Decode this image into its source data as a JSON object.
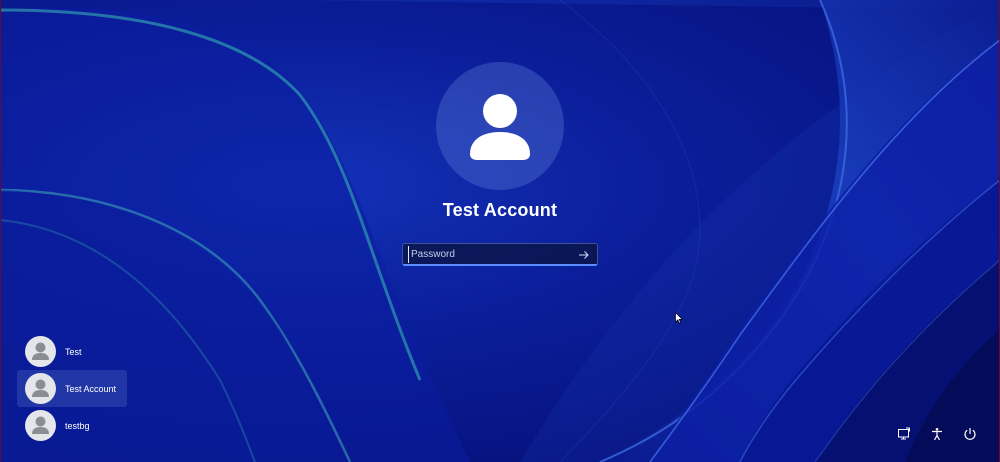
{
  "lock_screen": {
    "selected_user": {
      "name": "Test Account",
      "avatar_icon": "user-avatar-icon"
    },
    "password": {
      "placeholder": "Password",
      "value": "",
      "submit_icon": "arrow-right-icon"
    }
  },
  "user_list": [
    {
      "name": "Test",
      "avatar_icon": "user-avatar-icon",
      "selected": false
    },
    {
      "name": "Test Account",
      "avatar_icon": "user-avatar-icon",
      "selected": true
    },
    {
      "name": "testbg",
      "avatar_icon": "user-avatar-icon",
      "selected": false
    }
  ],
  "system_icons": [
    {
      "icon": "network-icon"
    },
    {
      "icon": "accessibility-icon"
    },
    {
      "icon": "power-icon"
    }
  ],
  "colors": {
    "background": "#0b1f9c",
    "accent": "#5c8dff",
    "text": "#ffffff"
  }
}
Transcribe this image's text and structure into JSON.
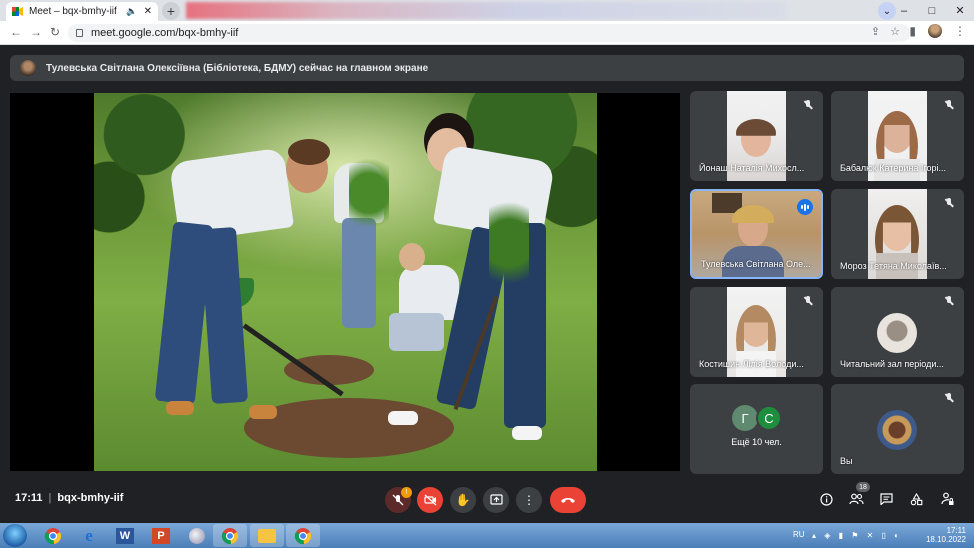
{
  "browser": {
    "tab_title": "Meet – bqx-bmhy-iif",
    "url": "meet.google.com/bqx-bmhy-iif",
    "new_tab_label": "+",
    "window_controls": [
      "–",
      "□",
      "✕"
    ]
  },
  "meet": {
    "presenter_banner": "Тулевська Світлана Олексіївна (Бібліотека, БДМУ) сейчас на главном экране",
    "participants": [
      {
        "name": "Йонаш Наталія Михосл...",
        "muted": true
      },
      {
        "name": "Бабалюк Катерина Ігорі...",
        "muted": true
      },
      {
        "name": "Тулевська Світлана Оле...",
        "muted": false,
        "speaking": true
      },
      {
        "name": "Мороз Тетяна Миколаїв...",
        "muted": true
      },
      {
        "name": "Костишин Лілія Володи...",
        "muted": true
      },
      {
        "name": "Читальний зал періоди...",
        "muted": true
      }
    ],
    "others": {
      "letters": [
        "Г",
        "С"
      ],
      "label": "Ещё 10 чел.",
      "colors": [
        "#5f8a6f",
        "#1e8e3e"
      ]
    },
    "self_tile": {
      "name": "Вы",
      "muted": true
    },
    "bottom": {
      "time": "17:11",
      "meeting_code": "bqx-bmhy-iif",
      "mic_badge": "!",
      "people_count": "18"
    },
    "colors": {
      "accent": "#1a73e8",
      "danger": "#ea4335",
      "warning": "#f29900"
    }
  },
  "taskbar": {
    "language": "RU",
    "time": "17:11",
    "date": "18.10.2022"
  }
}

• • •

## Given instruction
Leave the pictures out, and print every line of the listing exactly as written.

## Response for this exercise
Decode this image into its source data as a JSON object.
{
  "lock_screen": {
    "selected_user": {
      "name": "Test Account",
      "avatar_icon": "user-avatar-icon"
    },
    "password": {
      "placeholder": "Password",
      "value": "",
      "submit_icon": "arrow-right-icon"
    }
  },
  "user_list": [
    {
      "name": "Test",
      "avatar_icon": "user-avatar-icon",
      "selected": false
    },
    {
      "name": "Test Account",
      "avatar_icon": "user-avatar-icon",
      "selected": true
    },
    {
      "name": "testbg",
      "avatar_icon": "user-avatar-icon",
      "selected": false
    }
  ],
  "system_icons": [
    {
      "icon": "network-icon"
    },
    {
      "icon": "accessibility-icon"
    },
    {
      "icon": "power-icon"
    }
  ],
  "colors": {
    "background": "#0b1f9c",
    "accent": "#5c8dff",
    "text": "#ffffff"
  }
}
Transcribe this image's text and structure into JSON.
{
  "browser": {
    "tab_title": "Meet – bqx-bmhy-iif",
    "url": "meet.google.com/bqx-bmhy-iif",
    "new_tab_label": "+",
    "window_controls": [
      "–",
      "□",
      "✕"
    ]
  },
  "meet": {
    "presenter_banner": "Тулевська Світлана Олексіївна (Бібліотека, БДМУ) сейчас на главном экране",
    "participants": [
      {
        "name": "Йонаш Наталія Михосл...",
        "muted": true
      },
      {
        "name": "Бабалюк Катерина Ігорі...",
        "muted": true
      },
      {
        "name": "Тулевська Світлана Оле...",
        "muted": false,
        "speaking": true
      },
      {
        "name": "Мороз Тетяна Миколаїв...",
        "muted": true
      },
      {
        "name": "Костишин Лілія Володи...",
        "muted": true
      },
      {
        "name": "Читальний зал періоди...",
        "muted": true
      }
    ],
    "others": {
      "letters": [
        "Г",
        "С"
      ],
      "label": "Ещё 10 чел.",
      "colors": [
        "#5f8a6f",
        "#1e8e3e"
      ]
    },
    "self_tile": {
      "name": "Вы",
      "muted": true
    },
    "bottom": {
      "time": "17:11",
      "meeting_code": "bqx-bmhy-iif",
      "mic_badge": "!",
      "people_count": "18"
    },
    "colors": {
      "accent": "#1a73e8",
      "danger": "#ea4335",
      "warning": "#f29900"
    }
  },
  "taskbar": {
    "language": "RU",
    "time": "17:11",
    "date": "18.10.2022"
  }
}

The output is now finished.